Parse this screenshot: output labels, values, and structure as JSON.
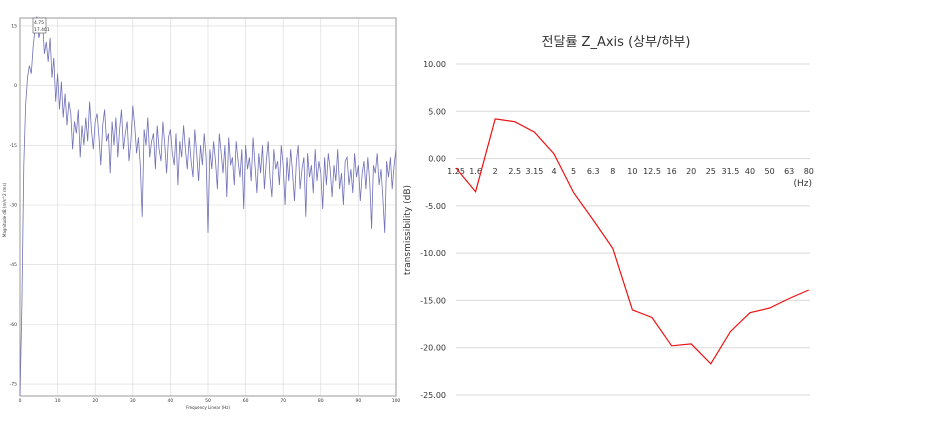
{
  "chart_data": [
    {
      "type": "line",
      "title": "",
      "xlabel": "Frequency Linear (Hz)",
      "ylabel": "Magnitude dB (m/s^2 rms)",
      "xlim": [
        0,
        100
      ],
      "ylim": [
        -78,
        17
      ],
      "xticks": [
        "0",
        "10",
        "20",
        "30",
        "40",
        "50",
        "60",
        "70",
        "80",
        "90",
        "100"
      ],
      "yticks": [
        "15",
        "0",
        "-15",
        "-30",
        "-45",
        "-60",
        "-75"
      ],
      "grid": true,
      "cursor_label": [
        "4.75",
        "17.401"
      ],
      "series": [
        {
          "color": "#7070b8",
          "x": [
            0,
            0.5,
            1,
            1.5,
            2,
            2.5,
            3,
            3.5,
            4,
            4.5,
            5,
            5.5,
            6,
            6.5,
            7,
            7.5,
            8,
            8.5,
            9,
            9.5,
            10,
            10.5,
            11,
            11.5,
            12,
            12.5,
            13,
            13.5,
            14,
            14.5,
            15,
            15.5,
            16,
            16.5,
            17,
            17.5,
            18,
            18.5,
            19,
            19.5,
            20,
            20.5,
            21,
            21.5,
            22,
            22.5,
            23,
            23.5,
            24,
            24.5,
            25,
            25.5,
            26,
            26.5,
            27,
            27.5,
            28,
            28.5,
            29,
            29.5,
            30,
            30.5,
            31,
            31.5,
            32,
            32.5,
            33,
            33.5,
            34,
            34.5,
            35,
            35.5,
            36,
            36.5,
            37,
            37.5,
            38,
            38.5,
            39,
            39.5,
            40,
            40.5,
            41,
            41.5,
            42,
            42.5,
            43,
            43.5,
            44,
            44.5,
            45,
            45.5,
            46,
            46.5,
            47,
            47.5,
            48,
            48.5,
            49,
            49.5,
            50,
            50.5,
            51,
            51.5,
            52,
            52.5,
            53,
            53.5,
            54,
            54.5,
            55,
            55.5,
            56,
            56.5,
            57,
            57.5,
            58,
            58.5,
            59,
            59.5,
            60,
            60.5,
            61,
            61.5,
            62,
            62.5,
            63,
            63.5,
            64,
            64.5,
            65,
            65.5,
            66,
            66.5,
            67,
            67.5,
            68,
            68.5,
            69,
            69.5,
            70,
            70.5,
            71,
            71.5,
            72,
            72.5,
            73,
            73.5,
            74,
            74.5,
            75,
            75.5,
            76,
            76.5,
            77,
            77.5,
            78,
            78.5,
            79,
            79.5,
            80,
            80.5,
            81,
            81.5,
            82,
            82.5,
            83,
            83.5,
            84,
            84.5,
            85,
            85.5,
            86,
            86.5,
            87,
            87.5,
            88,
            88.5,
            89,
            89.5,
            90,
            90.5,
            91,
            91.5,
            92,
            92.5,
            93,
            93.5,
            94,
            94.5,
            95,
            95.5,
            96,
            96.5,
            97,
            97.5,
            98,
            98.5,
            99,
            99.5,
            100
          ],
          "y": [
            -78,
            -55,
            -20,
            -5,
            2,
            5,
            3,
            10,
            14,
            17.4,
            12,
            14,
            16,
            8,
            11,
            6,
            12,
            2,
            7,
            -4,
            3,
            -6,
            1,
            -8,
            -2,
            -10,
            -4,
            -7,
            -16,
            -9,
            -12,
            -6,
            -18,
            -10,
            -15,
            -8,
            -14,
            -4,
            -11,
            -16,
            -9,
            -7,
            -13,
            -20,
            -10,
            -6,
            -14,
            -12,
            -22,
            -9,
            -15,
            -8,
            -18,
            -11,
            -6,
            -16,
            -12,
            -9,
            -19,
            -14,
            -5,
            -10,
            -17,
            -13,
            -20,
            -33,
            -11,
            -15,
            -8,
            -18,
            -14,
            -12,
            -21,
            -10,
            -16,
            -19,
            -9,
            -15,
            -22,
            -13,
            -11,
            -17,
            -20,
            -12,
            -25,
            -14,
            -18,
            -10,
            -16,
            -21,
            -13,
            -19,
            -23,
            -11,
            -17,
            -24,
            -15,
            -20,
            -12,
            -18,
            -37,
            -16,
            -21,
            -14,
            -19,
            -26,
            -12,
            -17,
            -22,
            -15,
            -28,
            -13,
            -20,
            -18,
            -25,
            -14,
            -19,
            -23,
            -16,
            -31,
            -15,
            -21,
            -18,
            -24,
            -13,
            -20,
            -27,
            -17,
            -22,
            -15,
            -26,
            -19,
            -14,
            -23,
            -28,
            -16,
            -21,
            -19,
            -25,
            -15,
            -20,
            -30,
            -18,
            -24,
            -16,
            -22,
            -29,
            -19,
            -15,
            -26,
            -21,
            -18,
            -33,
            -17,
            -23,
            -20,
            -27,
            -16,
            -24,
            -19,
            -22,
            -31,
            -18,
            -25,
            -17,
            -21,
            -28,
            -20,
            -24,
            -16,
            -26,
            -22,
            -30,
            -19,
            -18,
            -25,
            -21,
            -27,
            -17,
            -23,
            -20,
            -29,
            -22,
            -19,
            -26,
            -18,
            -24,
            -36,
            -20,
            -22,
            -17,
            -25,
            -21,
            -28,
            -37,
            -19,
            -23,
            -18,
            -26,
            -20,
            -16
          ]
        }
      ]
    },
    {
      "type": "line",
      "title": "전달률 Z_Axis (상부/하부)",
      "xlabel": "(Hz)",
      "ylabel": "transmissibility (dB)",
      "categories": [
        "1.25",
        "1.6",
        "2",
        "2.5",
        "3.15",
        "4",
        "5",
        "6.3",
        "8",
        "10",
        "12.5",
        "16",
        "20",
        "25",
        "31.5",
        "40",
        "50",
        "63",
        "80"
      ],
      "yticks": [
        "10.00",
        "5.00",
        "0.00",
        "-5.00",
        "-10.00",
        "-15.00",
        "-20.00",
        "-25.00"
      ],
      "ylim": [
        -25,
        10
      ],
      "grid": true,
      "series": [
        {
          "color": "#ee1111",
          "values": [
            -1.0,
            -3.5,
            4.2,
            3.9,
            2.8,
            0.5,
            -3.6,
            -6.5,
            -9.5,
            -16.0,
            -16.8,
            -19.8,
            -19.6,
            -21.7,
            -18.3,
            -16.3,
            -15.8,
            -14.8,
            -13.9
          ]
        }
      ]
    }
  ]
}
# # # # # # #
▸ EXERCISE INSTRUCTIONS: Copy the entries exactly. Leave out the images.

▸ ANSWER TO THIS TASK:
Parse this screenshot: output labels, values, and structure as JSON.
{
  "chart_data": [
    {
      "type": "line",
      "title": "",
      "xlabel": "Frequency Linear (Hz)",
      "ylabel": "Magnitude dB (m/s^2 rms)",
      "xlim": [
        0,
        100
      ],
      "ylim": [
        -78,
        17
      ],
      "xticks": [
        "0",
        "10",
        "20",
        "30",
        "40",
        "50",
        "60",
        "70",
        "80",
        "90",
        "100"
      ],
      "yticks": [
        "15",
        "0",
        "-15",
        "-30",
        "-45",
        "-60",
        "-75"
      ],
      "grid": true,
      "cursor_label": [
        "4.75",
        "17.401"
      ],
      "series": [
        {
          "color": "#7070b8",
          "x": [
            0,
            0.5,
            1,
            1.5,
            2,
            2.5,
            3,
            3.5,
            4,
            4.5,
            5,
            5.5,
            6,
            6.5,
            7,
            7.5,
            8,
            8.5,
            9,
            9.5,
            10,
            10.5,
            11,
            11.5,
            12,
            12.5,
            13,
            13.5,
            14,
            14.5,
            15,
            15.5,
            16,
            16.5,
            17,
            17.5,
            18,
            18.5,
            19,
            19.5,
            20,
            20.5,
            21,
            21.5,
            22,
            22.5,
            23,
            23.5,
            24,
            24.5,
            25,
            25.5,
            26,
            26.5,
            27,
            27.5,
            28,
            28.5,
            29,
            29.5,
            30,
            30.5,
            31,
            31.5,
            32,
            32.5,
            33,
            33.5,
            34,
            34.5,
            35,
            35.5,
            36,
            36.5,
            37,
            37.5,
            38,
            38.5,
            39,
            39.5,
            40,
            40.5,
            41,
            41.5,
            42,
            42.5,
            43,
            43.5,
            44,
            44.5,
            45,
            45.5,
            46,
            46.5,
            47,
            47.5,
            48,
            48.5,
            49,
            49.5,
            50,
            50.5,
            51,
            51.5,
            52,
            52.5,
            53,
            53.5,
            54,
            54.5,
            55,
            55.5,
            56,
            56.5,
            57,
            57.5,
            58,
            58.5,
            59,
            59.5,
            60,
            60.5,
            61,
            61.5,
            62,
            62.5,
            63,
            63.5,
            64,
            64.5,
            65,
            65.5,
            66,
            66.5,
            67,
            67.5,
            68,
            68.5,
            69,
            69.5,
            70,
            70.5,
            71,
            71.5,
            72,
            72.5,
            73,
            73.5,
            74,
            74.5,
            75,
            75.5,
            76,
            76.5,
            77,
            77.5,
            78,
            78.5,
            79,
            79.5,
            80,
            80.5,
            81,
            81.5,
            82,
            82.5,
            83,
            83.5,
            84,
            84.5,
            85,
            85.5,
            86,
            86.5,
            87,
            87.5,
            88,
            88.5,
            89,
            89.5,
            90,
            90.5,
            91,
            91.5,
            92,
            92.5,
            93,
            93.5,
            94,
            94.5,
            95,
            95.5,
            96,
            96.5,
            97,
            97.5,
            98,
            98.5,
            99,
            99.5,
            100
          ],
          "y": [
            -78,
            -55,
            -20,
            -5,
            2,
            5,
            3,
            10,
            14,
            17.4,
            12,
            14,
            16,
            8,
            11,
            6,
            12,
            2,
            7,
            -4,
            3,
            -6,
            1,
            -8,
            -2,
            -10,
            -4,
            -7,
            -16,
            -9,
            -12,
            -6,
            -18,
            -10,
            -15,
            -8,
            -14,
            -4,
            -11,
            -16,
            -9,
            -7,
            -13,
            -20,
            -10,
            -6,
            -14,
            -12,
            -22,
            -9,
            -15,
            -8,
            -18,
            -11,
            -6,
            -16,
            -12,
            -9,
            -19,
            -14,
            -5,
            -10,
            -17,
            -13,
            -20,
            -33,
            -11,
            -15,
            -8,
            -18,
            -14,
            -12,
            -21,
            -10,
            -16,
            -19,
            -9,
            -15,
            -22,
            -13,
            -11,
            -17,
            -20,
            -12,
            -25,
            -14,
            -18,
            -10,
            -16,
            -21,
            -13,
            -19,
            -23,
            -11,
            -17,
            -24,
            -15,
            -20,
            -12,
            -18,
            -37,
            -16,
            -21,
            -14,
            -19,
            -26,
            -12,
            -17,
            -22,
            -15,
            -28,
            -13,
            -20,
            -18,
            -25,
            -14,
            -19,
            -23,
            -16,
            -31,
            -15,
            -21,
            -18,
            -24,
            -13,
            -20,
            -27,
            -17,
            -22,
            -15,
            -26,
            -19,
            -14,
            -23,
            -28,
            -16,
            -21,
            -19,
            -25,
            -15,
            -20,
            -30,
            -18,
            -24,
            -16,
            -22,
            -29,
            -19,
            -15,
            -26,
            -21,
            -18,
            -33,
            -17,
            -23,
            -20,
            -27,
            -16,
            -24,
            -19,
            -22,
            -31,
            -18,
            -25,
            -17,
            -21,
            -28,
            -20,
            -24,
            -16,
            -26,
            -22,
            -30,
            -19,
            -18,
            -25,
            -21,
            -27,
            -17,
            -23,
            -20,
            -29,
            -22,
            -19,
            -26,
            -18,
            -24,
            -36,
            -20,
            -22,
            -17,
            -25,
            -21,
            -28,
            -37,
            -19,
            -23,
            -18,
            -26,
            -20,
            -16
          ]
        }
      ]
    },
    {
      "type": "line",
      "title": "전달률 Z_Axis (상부/하부)",
      "xlabel": "(Hz)",
      "ylabel": "transmissibility (dB)",
      "categories": [
        "1.25",
        "1.6",
        "2",
        "2.5",
        "3.15",
        "4",
        "5",
        "6.3",
        "8",
        "10",
        "12.5",
        "16",
        "20",
        "25",
        "31.5",
        "40",
        "50",
        "63",
        "80"
      ],
      "yticks": [
        "10.00",
        "5.00",
        "0.00",
        "-5.00",
        "-10.00",
        "-15.00",
        "-20.00",
        "-25.00"
      ],
      "ylim": [
        -25,
        10
      ],
      "grid": true,
      "series": [
        {
          "color": "#ee1111",
          "values": [
            -1.0,
            -3.5,
            4.2,
            3.9,
            2.8,
            0.5,
            -3.6,
            -6.5,
            -9.5,
            -16.0,
            -16.8,
            -19.8,
            -19.6,
            -21.7,
            -18.3,
            -16.3,
            -15.8,
            -14.8,
            -13.9
          ]
        }
      ]
    }
  ]
}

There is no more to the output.